Task directions:
State how many lines include "index", giving the number by itself.

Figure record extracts
>> START
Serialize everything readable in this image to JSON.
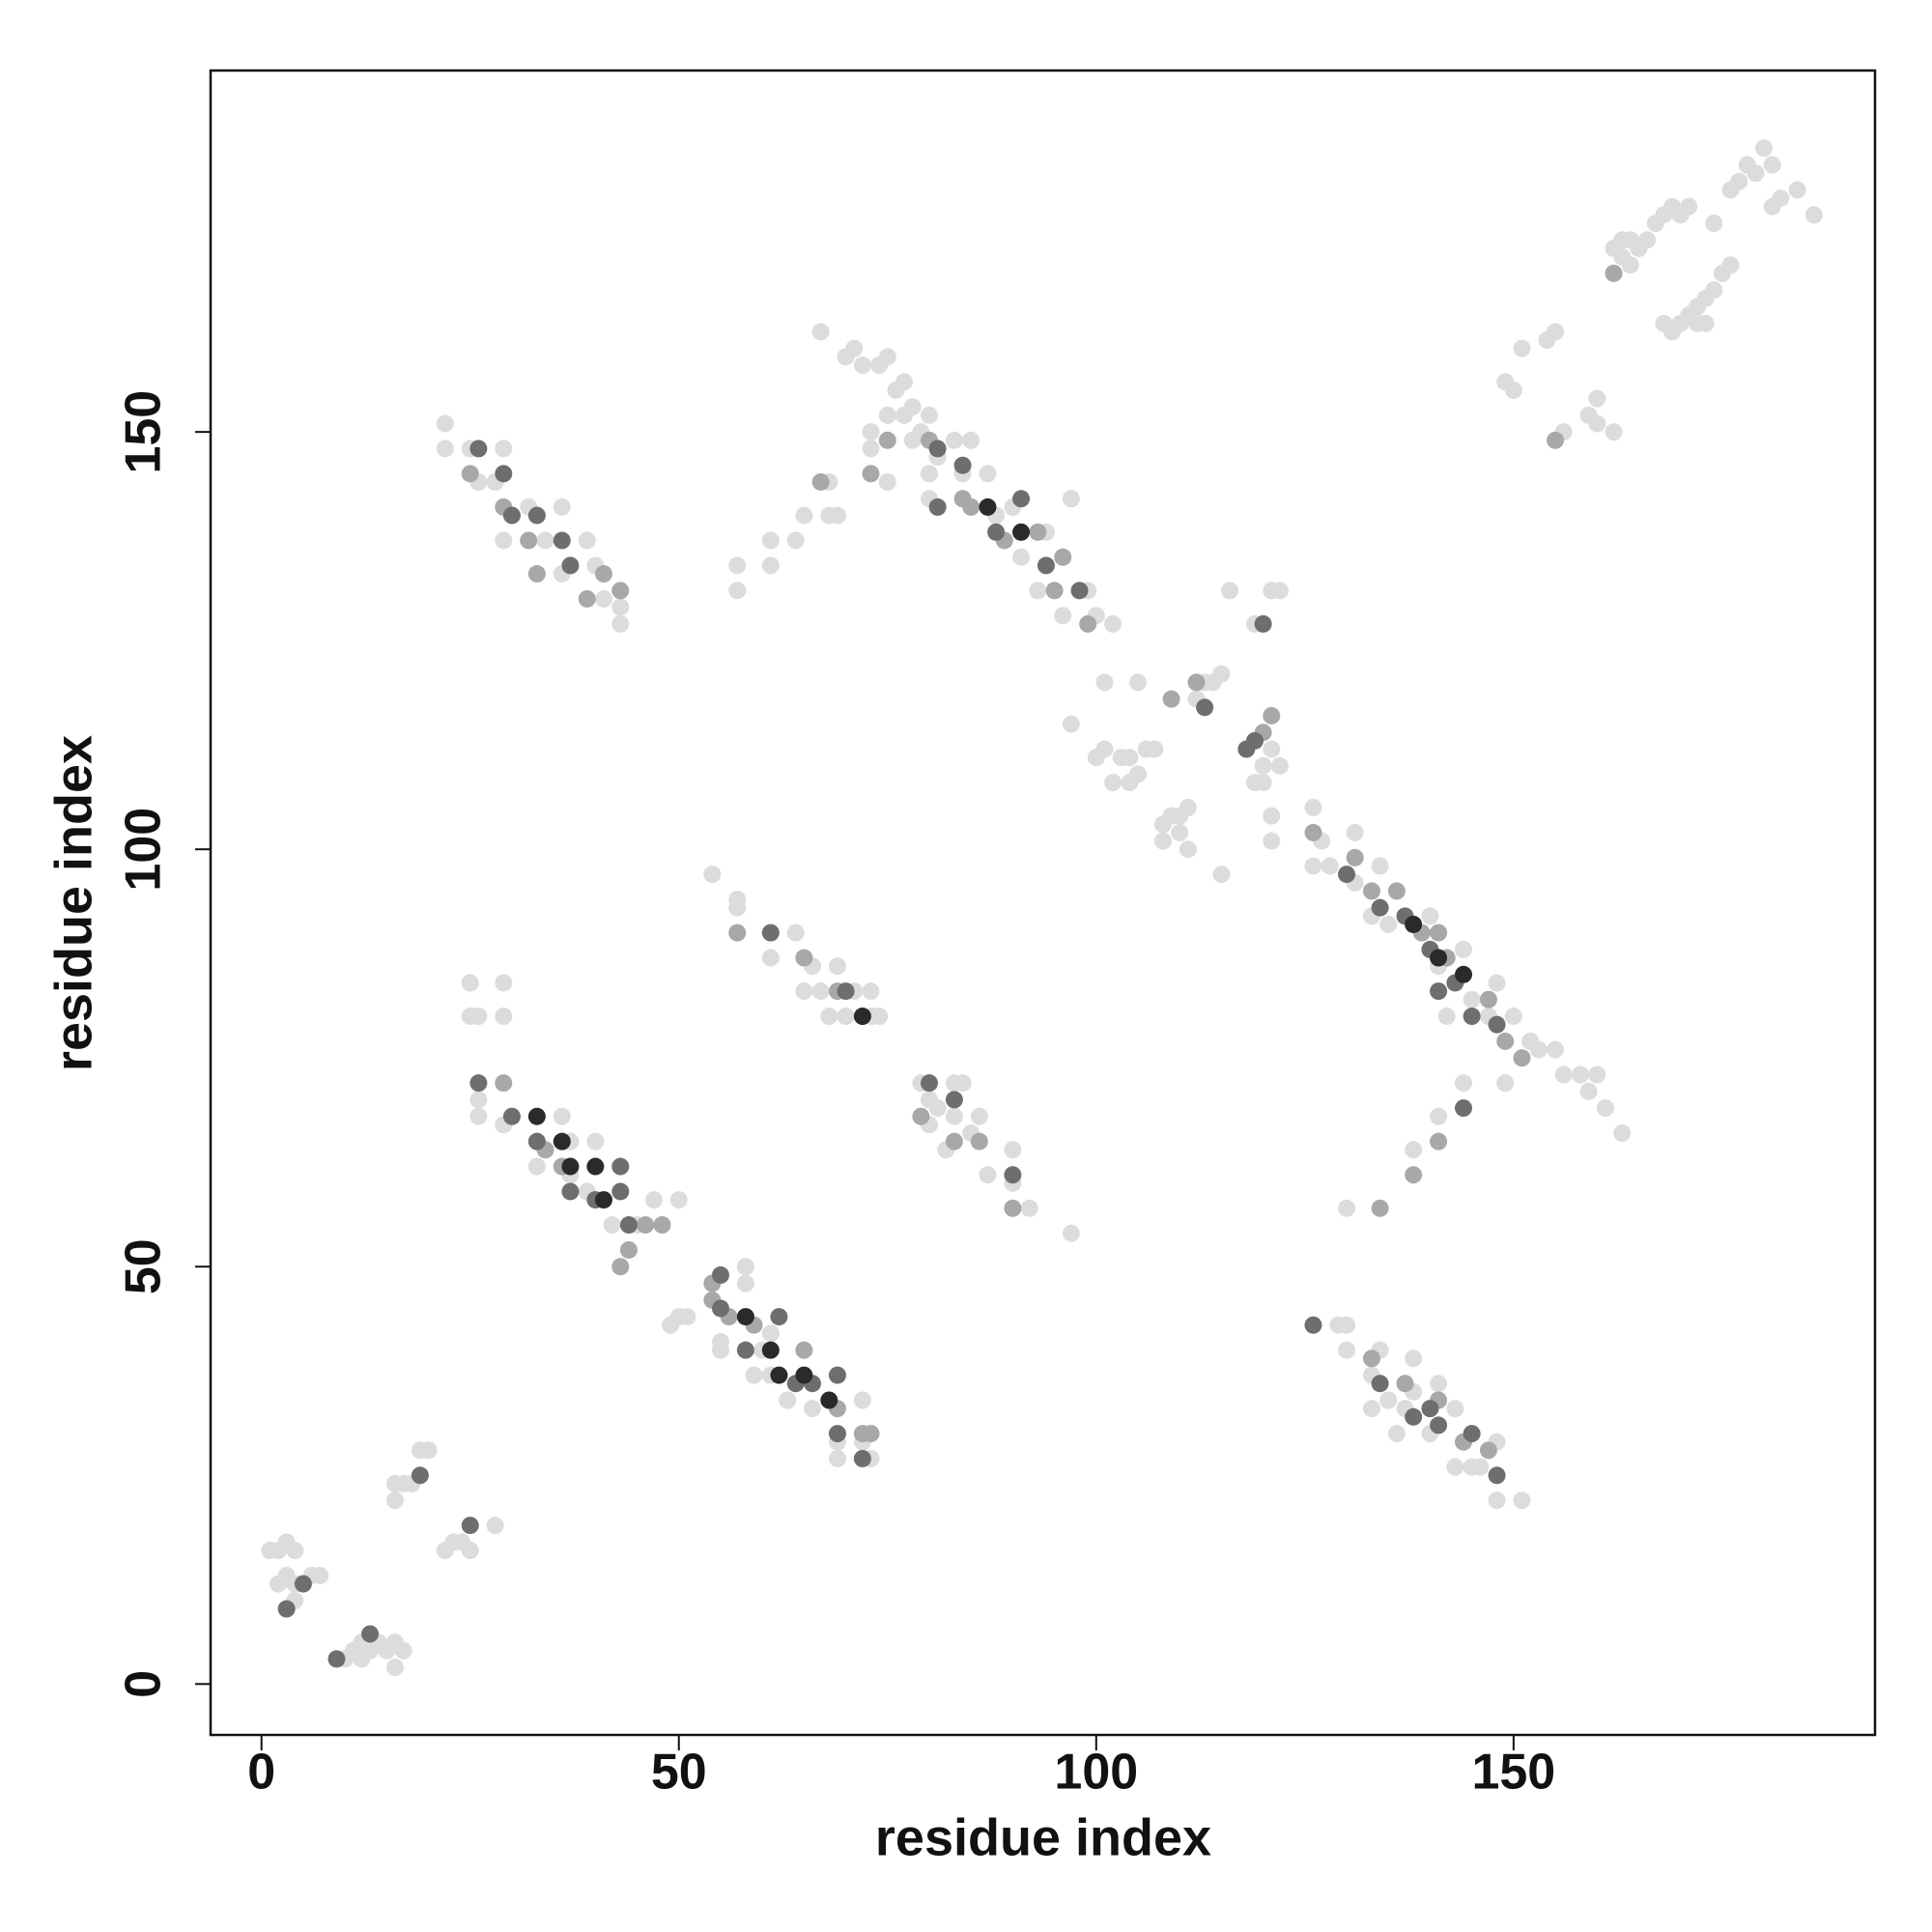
{
  "chart_data": {
    "type": "scatter",
    "x_label": "residue index",
    "y_label": "residue index",
    "xlim": [
      -6.1,
      193.3
    ],
    "ylim": [
      -6.1,
      193.3
    ],
    "xticks": [
      0,
      50,
      100,
      150
    ],
    "yticks": [
      0,
      50,
      100,
      150
    ],
    "grid": false,
    "series": [
      {
        "color": "#dcdcdc",
        "x": [
          1,
          2,
          3,
          4,
          2,
          3,
          4,
          6,
          7,
          4,
          10,
          11,
          12,
          12,
          13,
          14,
          15,
          16,
          16,
          17,
          16,
          16,
          17,
          18,
          20,
          19,
          22,
          23,
          24,
          25,
          28,
          22,
          22,
          25,
          29,
          26,
          28,
          32,
          34,
          36,
          36,
          39,
          40,
          41,
          43,
          43,
          29,
          25,
          29,
          25,
          26,
          29,
          26,
          29,
          33,
          36,
          37,
          37,
          40,
          45,
          47,
          50,
          42,
          26,
          39,
          49,
          50,
          51,
          55,
          58,
          58,
          60,
          61,
          61,
          63,
          66,
          69,
          72,
          72,
          69,
          73,
          59,
          55,
          54,
          57,
          57,
          61,
          64,
          66,
          65,
          67,
          69,
          71,
          68,
          70,
          73,
          73,
          74,
          79,
          80,
          80,
          83,
          84,
          83,
          82,
          85,
          86,
          87,
          90,
          90,
          92,
          97,
          81,
          57,
          57,
          61,
          61,
          64,
          65,
          68,
          68,
          69,
          67,
          70,
          71,
          72,
          73,
          73,
          75,
          75,
          74,
          75,
          76,
          77,
          77,
          78,
          78,
          79,
          80,
          80,
          81,
          83,
          84,
          85,
          87,
          88,
          90,
          91,
          94,
          93,
          96,
          99,
          100,
          102,
          97,
          80,
          97,
          101,
          105,
          100,
          101,
          102,
          103,
          104,
          104,
          105,
          106,
          107,
          108,
          108,
          109,
          110,
          110,
          111,
          111,
          112,
          113,
          114,
          115,
          116,
          115,
          120,
          120,
          119,
          121,
          122,
          121,
          119,
          121,
          122,
          121,
          126,
          126,
          127,
          128,
          131,
          131,
          133,
          134,
          135,
          140,
          141,
          144,
          145,
          147,
          148,
          149,
          150,
          152,
          153,
          155,
          156,
          158,
          160,
          159,
          161,
          163,
          144,
          142,
          138,
          130,
          141,
          129,
          130,
          130,
          134,
          133,
          135,
          133,
          137,
          138,
          138,
          140,
          141,
          143,
          145,
          146,
          148,
          148,
          151,
          136,
          143,
          149,
          150,
          151,
          154,
          155,
          156,
          159,
          160,
          160,
          162,
          162,
          163,
          164,
          165,
          166,
          167,
          168,
          169,
          170,
          171,
          164,
          163,
          168,
          169,
          170,
          171,
          172,
          173,
          174,
          175,
          176,
          172,
          173,
          174,
          176,
          177,
          179,
          181,
          182,
          184,
          186,
          180,
          181,
          178
        ],
        "values": [
          16,
          16,
          17,
          16,
          12,
          13,
          12,
          13,
          13,
          10,
          3,
          4,
          3,
          5,
          4,
          5,
          4,
          5,
          2,
          4,
          22,
          24,
          24,
          24,
          28,
          28,
          16,
          17,
          17,
          16,
          19,
          151,
          148,
          148,
          148,
          144,
          144,
          141,
          137,
          133,
          141,
          137,
          134,
          130,
          129,
          127,
          137,
          84,
          84,
          80,
          80,
          80,
          70,
          67,
          62,
          68,
          65,
          61,
          65,
          55,
          58,
          58,
          55,
          68,
          59,
          43,
          44,
          44,
          41,
          50,
          48,
          40,
          42,
          37,
          34,
          33,
          29,
          34,
          29,
          27,
          27,
          37,
          40,
          97,
          94,
          93,
          87,
          90,
          86,
          83,
          83,
          86,
          83,
          80,
          80,
          80,
          83,
          80,
          72,
          70,
          67,
          72,
          72,
          68,
          64,
          66,
          68,
          61,
          64,
          60,
          57,
          54,
          69,
          134,
          131,
          137,
          134,
          137,
          140,
          140,
          144,
          140,
          162,
          159,
          160,
          158,
          148,
          150,
          144,
          152,
          158,
          159,
          155,
          152,
          156,
          149,
          153,
          150,
          152,
          145,
          147,
          149,
          145,
          149,
          145,
          140,
          141,
          135,
          138,
          131,
          128,
          131,
          128,
          127,
          142,
          142,
          115,
          120,
          120,
          111,
          112,
          108,
          111,
          111,
          108,
          109,
          112,
          112,
          103,
          101,
          104,
          102,
          104,
          105,
          100,
          118,
          120,
          120,
          121,
          131,
          97,
          110,
          108,
          108,
          112,
          110,
          101,
          127,
          131,
          131,
          104,
          105,
          98,
          101,
          98,
          102,
          96,
          92,
          98,
          91,
          92,
          86,
          88,
          82,
          80,
          84,
          72,
          80,
          77,
          76,
          76,
          73,
          73,
          73,
          71,
          69,
          66,
          72,
          80,
          64,
          57,
          68,
          43,
          43,
          40,
          40,
          37,
          34,
          33,
          33,
          35,
          39,
          30,
          36,
          33,
          26,
          26,
          29,
          22,
          22,
          30,
          26,
          156,
          155,
          160,
          161,
          162,
          150,
          152,
          154,
          151,
          150,
          172,
          171,
          170,
          172,
          173,
          175,
          176,
          177,
          176,
          177,
          173,
          173,
          163,
          162,
          163,
          164,
          165,
          166,
          167,
          169,
          170,
          163,
          163,
          175,
          179,
          180,
          181,
          177,
          178,
          179,
          176,
          184,
          182,
          182
        ]
      },
      {
        "color": "#a8a8a8",
        "x": [
          29,
          32,
          33,
          39,
          41,
          43,
          25,
          29,
          34,
          36,
          44,
          46,
          48,
          43,
          54,
          54,
          56,
          59,
          65,
          69,
          72,
          73,
          57,
          65,
          69,
          79,
          83,
          86,
          90,
          67,
          73,
          75,
          80,
          84,
          85,
          89,
          93,
          96,
          95,
          99,
          109,
          112,
          120,
          121,
          126,
          131,
          133,
          136,
          139,
          141,
          142,
          147,
          149,
          151,
          133,
          137,
          141,
          144,
          147,
          155,
          162,
          138,
          141,
          134
        ],
        "values": [
          141,
          137,
          133,
          130,
          133,
          131,
          145,
          72,
          64,
          62,
          52,
          55,
          55,
          50,
          48,
          46,
          44,
          43,
          40,
          33,
          30,
          30,
          90,
          87,
          83,
          68,
          65,
          65,
          57,
          144,
          145,
          149,
          149,
          142,
          141,
          137,
          138,
          135,
          131,
          127,
          118,
          120,
          114,
          116,
          102,
          99,
          95,
          95,
          90,
          90,
          87,
          82,
          77,
          75,
          39,
          36,
          34,
          29,
          28,
          149,
          169,
          61,
          65,
          57
        ]
      },
      {
        "color": "#6e6e6e",
        "x": [
          3,
          5,
          9,
          13,
          19,
          25,
          26,
          29,
          30,
          33,
          36,
          37,
          26,
          30,
          33,
          37,
          40,
          43,
          43,
          44,
          55,
          55,
          58,
          62,
          64,
          66,
          69,
          69,
          72,
          70,
          80,
          83,
          84,
          81,
          81,
          88,
          91,
          94,
          98,
          113,
          118,
          120,
          130,
          134,
          137,
          140,
          141,
          143,
          145,
          148,
          134,
          138,
          141,
          140,
          145,
          148,
          144,
          90,
          126,
          61,
          119
        ],
        "values": [
          9,
          12,
          3,
          6,
          25,
          19,
          148,
          145,
          140,
          140,
          137,
          134,
          72,
          68,
          65,
          59,
          58,
          62,
          59,
          55,
          49,
          45,
          40,
          44,
          36,
          36,
          37,
          30,
          27,
          83,
          72,
          70,
          146,
          148,
          141,
          138,
          142,
          134,
          131,
          117,
          112,
          127,
          97,
          93,
          92,
          88,
          83,
          84,
          80,
          79,
          36,
          32,
          31,
          33,
          30,
          25,
          69,
          61,
          43,
          90,
          113
        ]
      },
      {
        "color": "#2a2a2a",
        "x": [
          33,
          36,
          37,
          40,
          41,
          58,
          61,
          62,
          65,
          68,
          87,
          91,
          72,
          138,
          141,
          144
        ],
        "values": [
          68,
          65,
          62,
          62,
          58,
          44,
          40,
          37,
          37,
          34,
          141,
          138,
          80,
          91,
          87,
          85
        ]
      }
    ]
  }
}
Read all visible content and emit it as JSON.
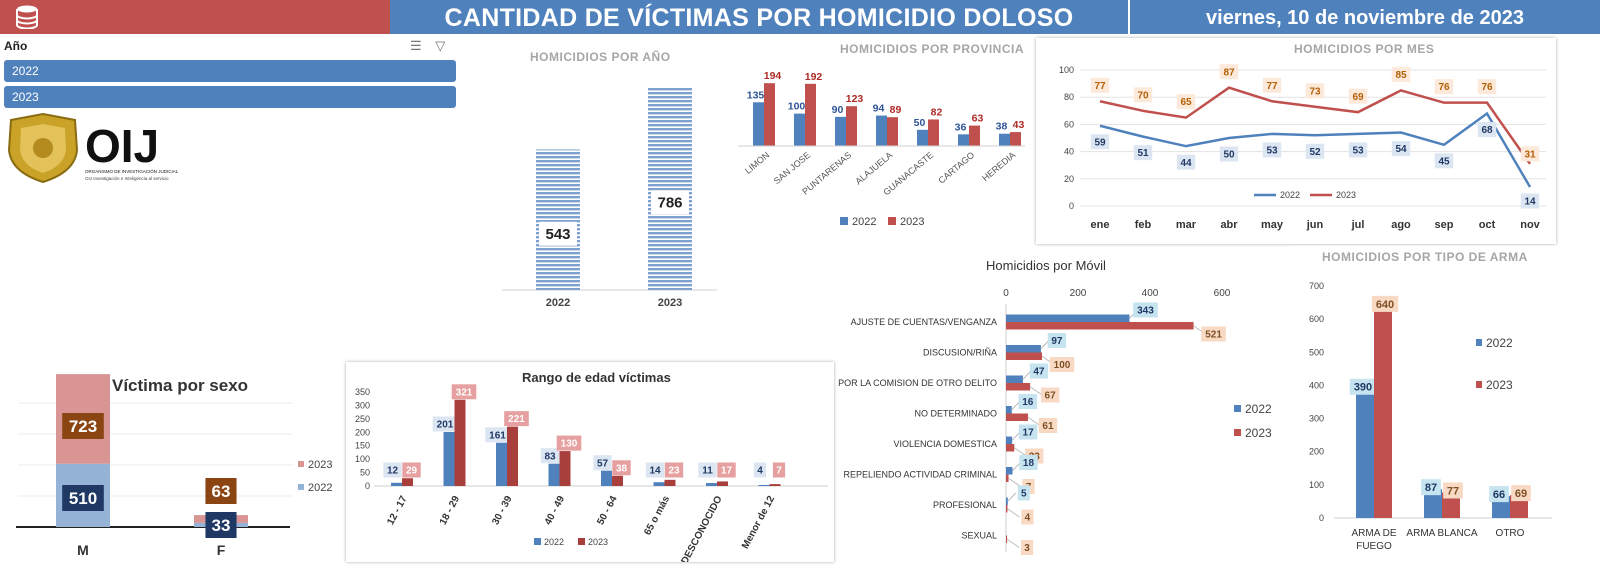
{
  "header": {
    "title": "CANTIDAD DE VÍCTIMAS POR HOMICIDIO DOLOSO",
    "date": "viernes, 10 de noviembre de 2023"
  },
  "slicer": {
    "title": "Año",
    "items": [
      "2022",
      "2023"
    ]
  },
  "logo": {
    "text": "OIJ",
    "line1": "ORGANISMO DE INVESTIGACIÓN JUDICIAL",
    "line2": "OIJ Investigación e Inteligencia al servicio"
  },
  "colors": {
    "blue": "#4f81bd",
    "red": "#c0504d",
    "darkred": "#a93f3c",
    "lightred": "#d99594",
    "lightblue": "#95b3d7"
  },
  "chart_data": [
    {
      "id": "por_anio",
      "type": "bar",
      "title": "HOMICIDIOS POR AÑO",
      "categories": [
        "2022",
        "2023"
      ],
      "values": [
        543,
        786
      ],
      "ylim": [
        0,
        850
      ]
    },
    {
      "id": "por_provincia",
      "type": "bar",
      "title": "HOMICIDIOS POR PROVINCIA",
      "categories": [
        "LIMON",
        "SAN JOSE",
        "PUNTARENAS",
        "ALAJUELA",
        "GUANACASTE",
        "CARTAGO",
        "HEREDIA"
      ],
      "series": [
        {
          "name": "2022",
          "values": [
            135,
            100,
            90,
            94,
            50,
            36,
            38
          ]
        },
        {
          "name": "2023",
          "values": [
            194,
            192,
            123,
            89,
            82,
            63,
            43
          ]
        }
      ],
      "ylim": [
        0,
        210
      ],
      "legend": "bottom"
    },
    {
      "id": "por_mes",
      "type": "line",
      "title": "HOMICIDIOS POR MES",
      "categories": [
        "ene",
        "feb",
        "mar",
        "abr",
        "may",
        "jun",
        "jul",
        "ago",
        "sep",
        "oct",
        "nov"
      ],
      "series": [
        {
          "name": "2022",
          "values": [
            59,
            51,
            44,
            50,
            53,
            52,
            53,
            54,
            45,
            68,
            14
          ]
        },
        {
          "name": "2023",
          "values": [
            77,
            70,
            65,
            87,
            77,
            73,
            69,
            85,
            76,
            76,
            31
          ]
        }
      ],
      "yticks": [
        0,
        20,
        40,
        60,
        80,
        100
      ],
      "ylim": [
        0,
        100
      ],
      "grid": true,
      "legend": "bottom"
    },
    {
      "id": "por_movil",
      "type": "bar",
      "orientation": "horizontal",
      "title": "Homicidios por Móvil",
      "categories": [
        "AJUSTE DE CUENTAS/VENGANZA",
        "DISCUSION/RIÑA",
        "POR LA COMISION DE OTRO DELITO",
        "NO DETERMINADO",
        "VIOLENCIA DOMESTICA",
        "REPELIENDO ACTIVIDAD CRIMINAL",
        "PROFESIONAL",
        "SEXUAL"
      ],
      "series": [
        {
          "name": "2022",
          "values": [
            343,
            97,
            47,
            16,
            17,
            18,
            5,
            0
          ]
        },
        {
          "name": "2023",
          "values": [
            521,
            100,
            67,
            61,
            23,
            7,
            4,
            3
          ]
        }
      ],
      "xticks": [
        0,
        200,
        400,
        600
      ],
      "xlim": [
        0,
        600
      ],
      "legend": "right"
    },
    {
      "id": "por_arma",
      "type": "bar",
      "title": "HOMICIDIOS POR TIPO DE ARMA",
      "categories": [
        "ARMA DE FUEGO",
        "ARMA BLANCA",
        "OTRO"
      ],
      "series": [
        {
          "name": "2022",
          "values": [
            390,
            87,
            66
          ]
        },
        {
          "name": "2023",
          "values": [
            640,
            77,
            69
          ]
        }
      ],
      "yticks": [
        0,
        100,
        200,
        300,
        400,
        500,
        600,
        700
      ],
      "ylim": [
        0,
        700
      ],
      "legend": "right"
    },
    {
      "id": "por_sexo",
      "type": "bar",
      "stacked": true,
      "title": "Víctima por sexo",
      "categories": [
        "M",
        "F"
      ],
      "series": [
        {
          "name": "2022",
          "values": [
            510,
            33
          ]
        },
        {
          "name": "2023",
          "values": [
            723,
            63
          ]
        }
      ],
      "ylim": [
        0,
        1250
      ],
      "legend": "right"
    },
    {
      "id": "rango_edad",
      "type": "bar",
      "title": "Rango de edad víctimas",
      "categories": [
        "12 - 17",
        "18 - 29",
        "30 - 39",
        "40 - 49",
        "50 - 64",
        "65 o más",
        "DESCONOCIDO",
        "Menor de 12"
      ],
      "series": [
        {
          "name": "2022",
          "values": [
            12,
            201,
            161,
            83,
            57,
            14,
            11,
            4
          ]
        },
        {
          "name": "2023",
          "values": [
            29,
            321,
            221,
            130,
            38,
            23,
            17,
            7
          ]
        }
      ],
      "yticks": [
        0,
        50,
        100,
        150,
        200,
        250,
        300,
        350
      ],
      "ylim": [
        0,
        350
      ],
      "legend": "bottom"
    }
  ]
}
>> END
Solution to the problem:
2